### THE REQUEST:
Omit images. Retype all entries verbatim.

### MATERIAL PROVIDED:
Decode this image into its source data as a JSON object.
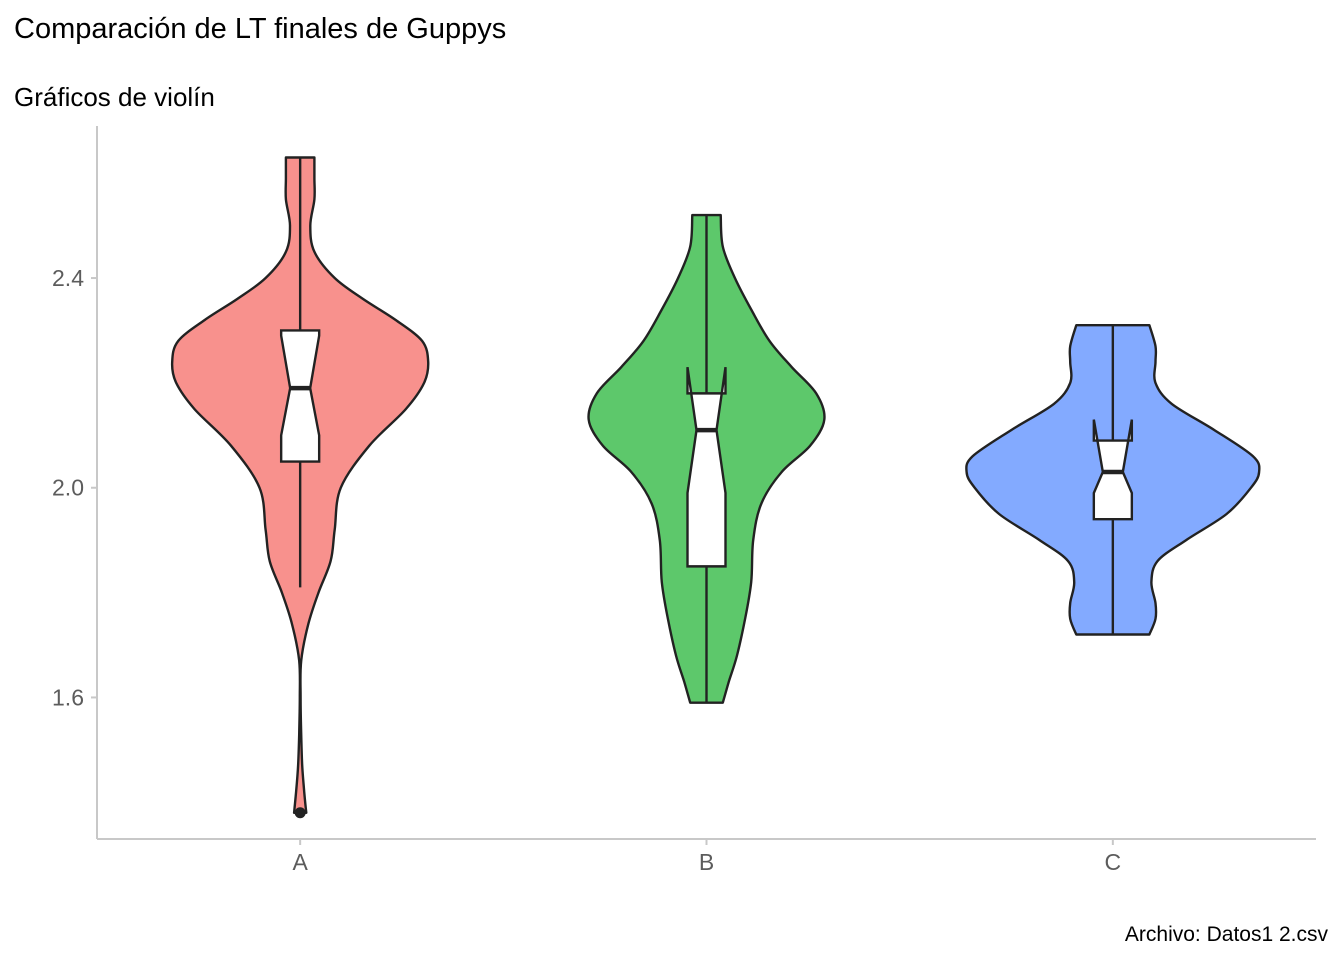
{
  "chart_data": {
    "type": "violin",
    "title": "Comparación de LT finales de Guppys",
    "subtitle": "Gráficos de violín",
    "caption": "Archivo: Datos1 2.csv",
    "xlabel": "",
    "ylabel": "",
    "categories": [
      "A",
      "B",
      "C"
    ],
    "ylim": [
      1.33,
      2.69
    ],
    "y_ticks": [
      1.6,
      2.0,
      2.4
    ],
    "y_tick_labels": [
      "1.6",
      "2.0",
      "2.4"
    ],
    "grid": false,
    "legend": "none",
    "colors": {
      "A": "#F8918D",
      "B": "#5DC86B",
      "C": "#83AAFF"
    },
    "groups": [
      {
        "name": "A",
        "min": 1.38,
        "max": 2.63,
        "q1": 2.05,
        "median": 2.19,
        "q3": 2.3,
        "notch_low": 2.1,
        "notch_high": 2.29,
        "whisker_low": 1.81,
        "whisker_high": 2.63,
        "outliers": [
          1.38
        ],
        "density_half_width": [
          [
            1.38,
            0.03
          ],
          [
            1.42,
            0.02
          ],
          [
            1.47,
            0.01
          ],
          [
            1.53,
            0.005
          ],
          [
            1.6,
            0.002
          ],
          [
            1.67,
            0.005
          ],
          [
            1.74,
            0.04
          ],
          [
            1.8,
            0.09
          ],
          [
            1.86,
            0.15
          ],
          [
            1.92,
            0.17
          ],
          [
            2.0,
            0.2
          ],
          [
            2.08,
            0.34
          ],
          [
            2.15,
            0.52
          ],
          [
            2.2,
            0.61
          ],
          [
            2.24,
            0.63
          ],
          [
            2.28,
            0.6
          ],
          [
            2.32,
            0.47
          ],
          [
            2.36,
            0.31
          ],
          [
            2.4,
            0.17
          ],
          [
            2.45,
            0.07
          ],
          [
            2.5,
            0.05
          ],
          [
            2.55,
            0.07
          ],
          [
            2.59,
            0.07
          ],
          [
            2.63,
            0.07
          ]
        ]
      },
      {
        "name": "B",
        "min": 1.59,
        "max": 2.52,
        "q1": 1.85,
        "median": 2.11,
        "q3": 2.18,
        "notch_low": 1.99,
        "notch_high": 2.23,
        "whisker_low": 1.59,
        "whisker_high": 2.52,
        "outliers": [],
        "density_half_width": [
          [
            1.59,
            0.08
          ],
          [
            1.63,
            0.11
          ],
          [
            1.68,
            0.15
          ],
          [
            1.75,
            0.19
          ],
          [
            1.82,
            0.22
          ],
          [
            1.9,
            0.23
          ],
          [
            1.97,
            0.27
          ],
          [
            2.03,
            0.37
          ],
          [
            2.08,
            0.51
          ],
          [
            2.13,
            0.58
          ],
          [
            2.18,
            0.54
          ],
          [
            2.23,
            0.42
          ],
          [
            2.28,
            0.31
          ],
          [
            2.34,
            0.22
          ],
          [
            2.4,
            0.14
          ],
          [
            2.46,
            0.08
          ],
          [
            2.52,
            0.07
          ]
        ]
      },
      {
        "name": "C",
        "min": 1.72,
        "max": 2.31,
        "q1": 1.94,
        "median": 2.03,
        "q3": 2.09,
        "notch_low": 1.99,
        "notch_high": 2.13,
        "whisker_low": 1.72,
        "whisker_high": 2.31,
        "outliers": [],
        "density_half_width": [
          [
            1.72,
            0.18
          ],
          [
            1.75,
            0.21
          ],
          [
            1.78,
            0.21
          ],
          [
            1.82,
            0.19
          ],
          [
            1.86,
            0.22
          ],
          [
            1.9,
            0.36
          ],
          [
            1.95,
            0.56
          ],
          [
            2.0,
            0.68
          ],
          [
            2.03,
            0.72
          ],
          [
            2.06,
            0.69
          ],
          [
            2.11,
            0.5
          ],
          [
            2.16,
            0.29
          ],
          [
            2.2,
            0.21
          ],
          [
            2.24,
            0.21
          ],
          [
            2.27,
            0.21
          ],
          [
            2.31,
            0.18
          ]
        ]
      }
    ]
  }
}
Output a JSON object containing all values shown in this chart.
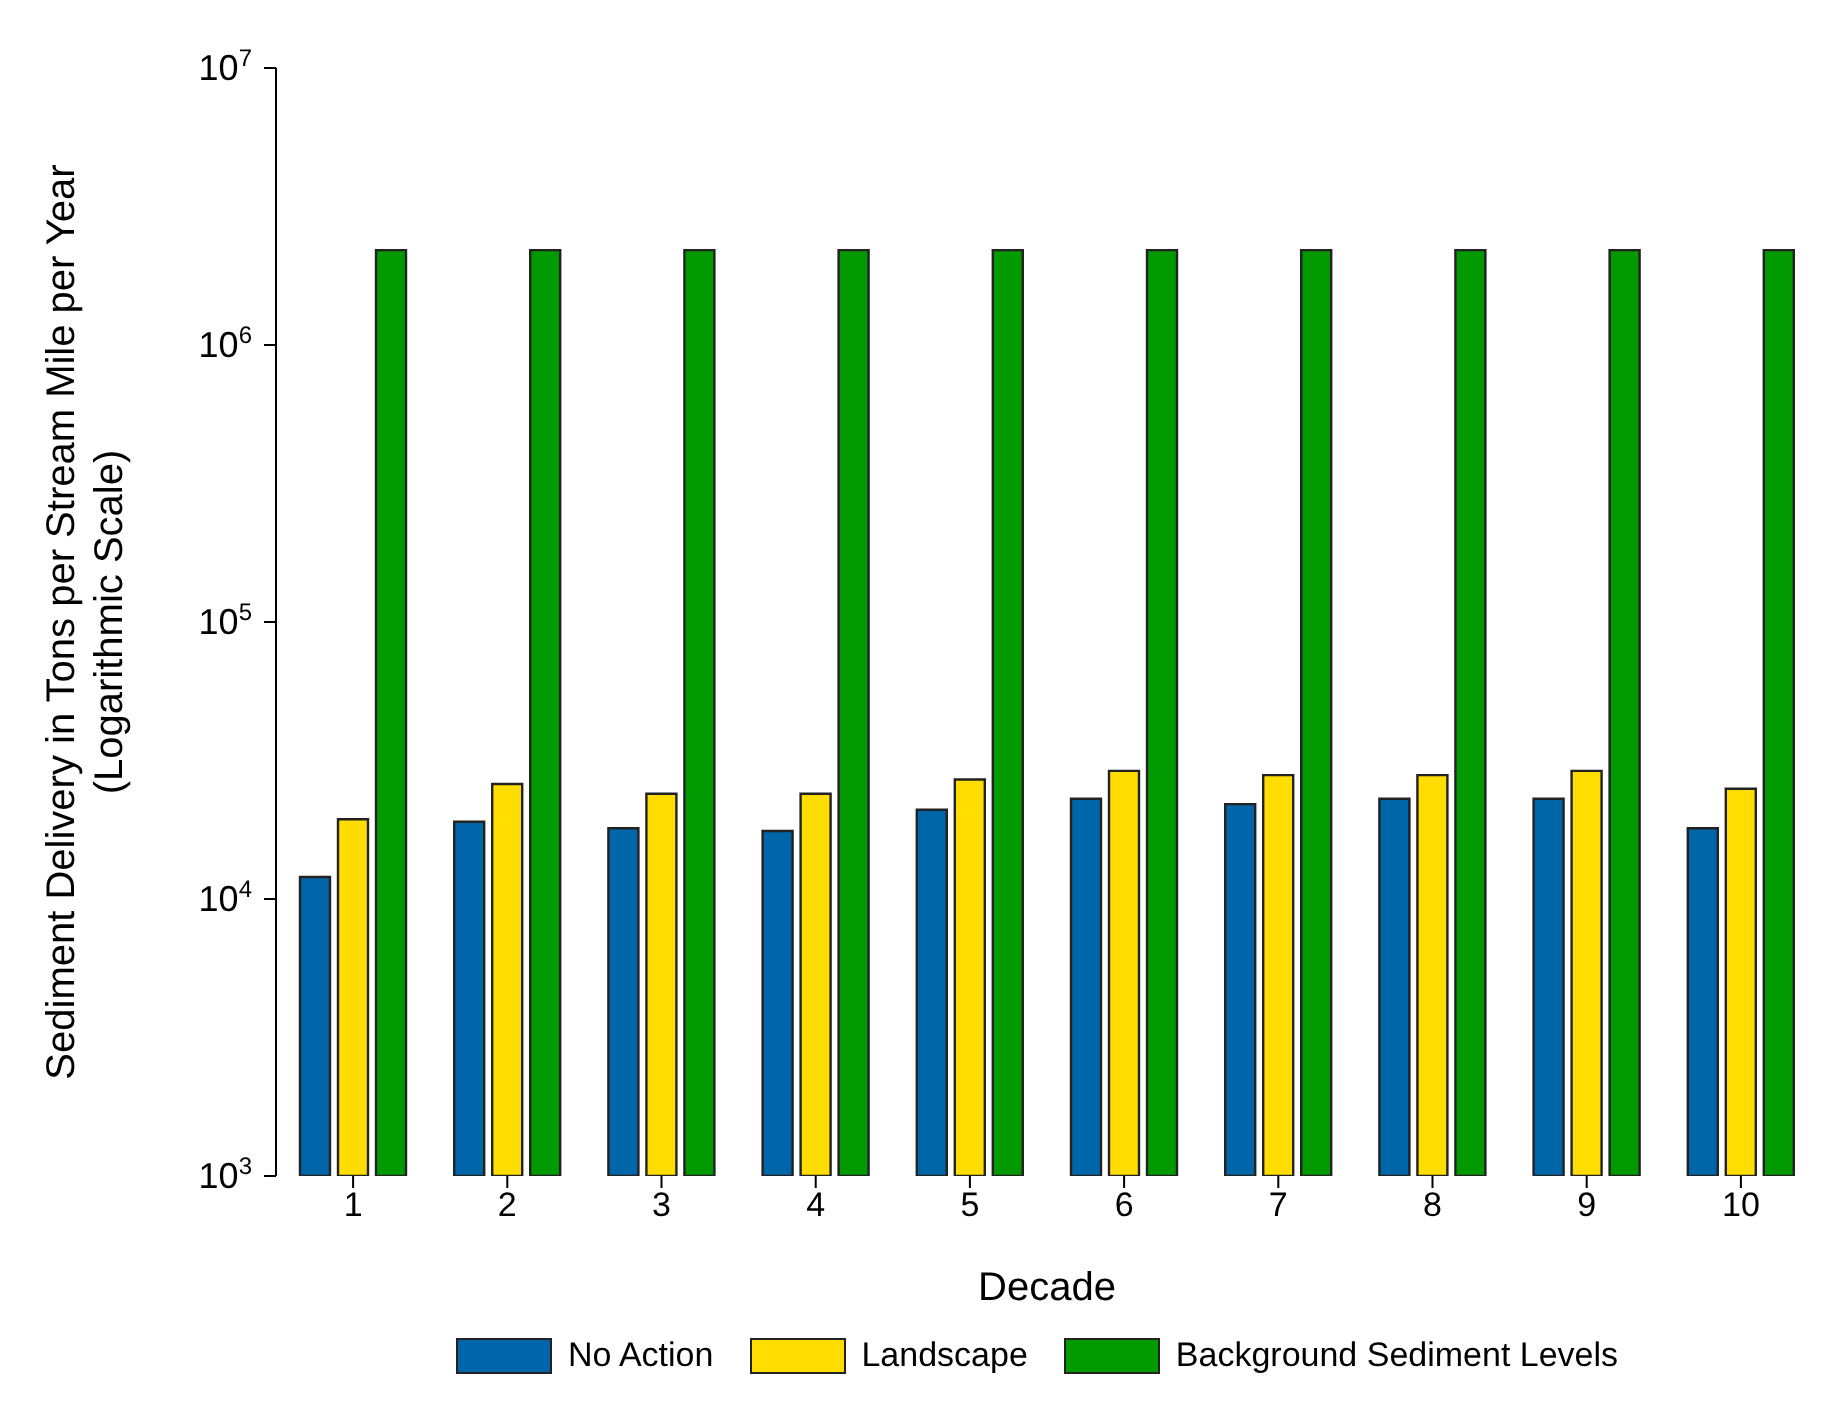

### WORKED ANSWER:
Decode this image into its source data as a JSON object.
{
  "chart_data": {
    "type": "violin",
    "title": "Comparación de LT finales de Guppys",
    "subtitle": "Gráficos de violín",
    "caption": "Archivo: Datos1 2.csv",
    "xlabel": "",
    "ylabel": "",
    "categories": [
      "A",
      "B",
      "C"
    ],
    "ylim": [
      1.33,
      2.69
    ],
    "y_ticks": [
      1.6,
      2.0,
      2.4
    ],
    "y_tick_labels": [
      "1.6",
      "2.0",
      "2.4"
    ],
    "grid": false,
    "legend": "none",
    "colors": {
      "A": "#F8918D",
      "B": "#5DC86B",
      "C": "#83AAFF"
    },
    "groups": [
      {
        "name": "A",
        "min": 1.38,
        "max": 2.63,
        "q1": 2.05,
        "median": 2.19,
        "q3": 2.3,
        "notch_low": 2.1,
        "notch_high": 2.29,
        "whisker_low": 1.81,
        "whisker_high": 2.63,
        "outliers": [
          1.38
        ],
        "density_half_width": [
          [
            1.38,
            0.03
          ],
          [
            1.42,
            0.02
          ],
          [
            1.47,
            0.01
          ],
          [
            1.53,
            0.005
          ],
          [
            1.6,
            0.002
          ],
          [
            1.67,
            0.005
          ],
          [
            1.74,
            0.04
          ],
          [
            1.8,
            0.09
          ],
          [
            1.86,
            0.15
          ],
          [
            1.92,
            0.17
          ],
          [
            2.0,
            0.2
          ],
          [
            2.08,
            0.34
          ],
          [
            2.15,
            0.52
          ],
          [
            2.2,
            0.61
          ],
          [
            2.24,
            0.63
          ],
          [
            2.28,
            0.6
          ],
          [
            2.32,
            0.47
          ],
          [
            2.36,
            0.31
          ],
          [
            2.4,
            0.17
          ],
          [
            2.45,
            0.07
          ],
          [
            2.5,
            0.05
          ],
          [
            2.55,
            0.07
          ],
          [
            2.59,
            0.07
          ],
          [
            2.63,
            0.07
          ]
        ]
      },
      {
        "name": "B",
        "min": 1.59,
        "max": 2.52,
        "q1": 1.85,
        "median": 2.11,
        "q3": 2.18,
        "notch_low": 1.99,
        "notch_high": 2.23,
        "whisker_low": 1.59,
        "whisker_high": 2.52,
        "outliers": [],
        "density_half_width": [
          [
            1.59,
            0.08
          ],
          [
            1.63,
            0.11
          ],
          [
            1.68,
            0.15
          ],
          [
            1.75,
            0.19
          ],
          [
            1.82,
            0.22
          ],
          [
            1.9,
            0.23
          ],
          [
            1.97,
            0.27
          ],
          [
            2.03,
            0.37
          ],
          [
            2.08,
            0.51
          ],
          [
            2.13,
            0.58
          ],
          [
            2.18,
            0.54
          ],
          [
            2.23,
            0.42
          ],
          [
            2.28,
            0.31
          ],
          [
            2.34,
            0.22
          ],
          [
            2.4,
            0.14
          ],
          [
            2.46,
            0.08
          ],
          [
            2.52,
            0.07
          ]
        ]
      },
      {
        "name": "C",
        "min": 1.72,
        "max": 2.31,
        "q1": 1.94,
        "median": 2.03,
        "q3": 2.09,
        "notch_low": 1.99,
        "notch_high": 2.13,
        "whisker_low": 1.72,
        "whisker_high": 2.31,
        "outliers": [],
        "density_half_width": [
          [
            1.72,
            0.18
          ],
          [
            1.75,
            0.21
          ],
          [
            1.78,
            0.21
          ],
          [
            1.82,
            0.19
          ],
          [
            1.86,
            0.22
          ],
          [
            1.9,
            0.36
          ],
          [
            1.95,
            0.56
          ],
          [
            2.0,
            0.68
          ],
          [
            2.03,
            0.72
          ],
          [
            2.06,
            0.69
          ],
          [
            2.11,
            0.5
          ],
          [
            2.16,
            0.29
          ],
          [
            2.2,
            0.21
          ],
          [
            2.24,
            0.21
          ],
          [
            2.27,
            0.21
          ],
          [
            2.31,
            0.18
          ]
        ]
      }
    ]
  }
}
Output a JSON object containing all values shown in this chart.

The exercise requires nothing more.